• **WHAT TO DO**:
Output each line exactly as it appears, skipping any embedded picture.

----

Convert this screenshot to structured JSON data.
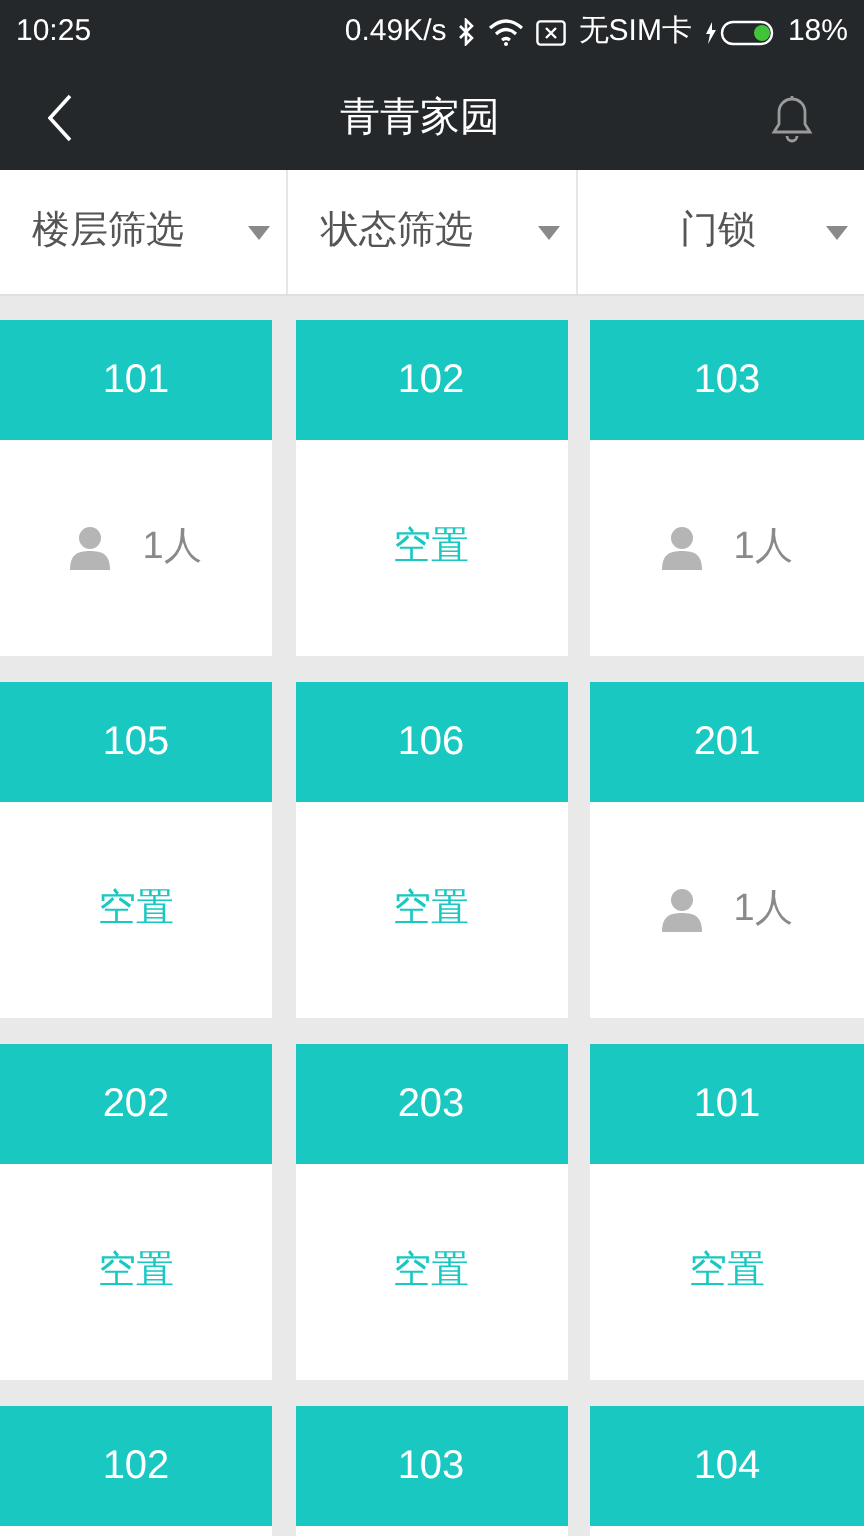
{
  "status_bar": {
    "time": "10:25",
    "speed": "0.49K/s",
    "carrier": "无SIM卡",
    "battery": "18%"
  },
  "header": {
    "title": "青青家园"
  },
  "filters": [
    {
      "label": "楼层筛选"
    },
    {
      "label": "状态筛选"
    },
    {
      "label": "门锁"
    }
  ],
  "rooms": [
    {
      "number": "101",
      "kind": "occupied",
      "status": "1人"
    },
    {
      "number": "102",
      "kind": "vacant",
      "status": "空置"
    },
    {
      "number": "103",
      "kind": "occupied",
      "status": "1人"
    },
    {
      "number": "105",
      "kind": "vacant",
      "status": "空置"
    },
    {
      "number": "106",
      "kind": "vacant",
      "status": "空置"
    },
    {
      "number": "201",
      "kind": "occupied",
      "status": "1人"
    },
    {
      "number": "202",
      "kind": "vacant",
      "status": "空置"
    },
    {
      "number": "203",
      "kind": "vacant",
      "status": "空置"
    },
    {
      "number": "101",
      "kind": "vacant",
      "status": "空置"
    },
    {
      "number": "102"
    },
    {
      "number": "103"
    },
    {
      "number": "104"
    }
  ]
}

----

• **THE RESPONSE**:
Convert this screenshot to structured JSON data.
{
  "status_bar": {
    "time": "10:25",
    "speed": "0.49K/s",
    "carrier": "无SIM卡",
    "battery": "18%"
  },
  "header": {
    "title": "青青家园"
  },
  "filters": [
    {
      "label": "楼层筛选"
    },
    {
      "label": "状态筛选"
    },
    {
      "label": "门锁"
    }
  ],
  "rooms": [
    {
      "number": "101",
      "kind": "occupied",
      "status": "1人"
    },
    {
      "number": "102",
      "kind": "vacant",
      "status": "空置"
    },
    {
      "number": "103",
      "kind": "occupied",
      "status": "1人"
    },
    {
      "number": "105",
      "kind": "vacant",
      "status": "空置"
    },
    {
      "number": "106",
      "kind": "vacant",
      "status": "空置"
    },
    {
      "number": "201",
      "kind": "occupied",
      "status": "1人"
    },
    {
      "number": "202",
      "kind": "vacant",
      "status": "空置"
    },
    {
      "number": "203",
      "kind": "vacant",
      "status": "空置"
    },
    {
      "number": "101",
      "kind": "vacant",
      "status": "空置"
    },
    {
      "number": "102"
    },
    {
      "number": "103"
    },
    {
      "number": "104"
    }
  ]
}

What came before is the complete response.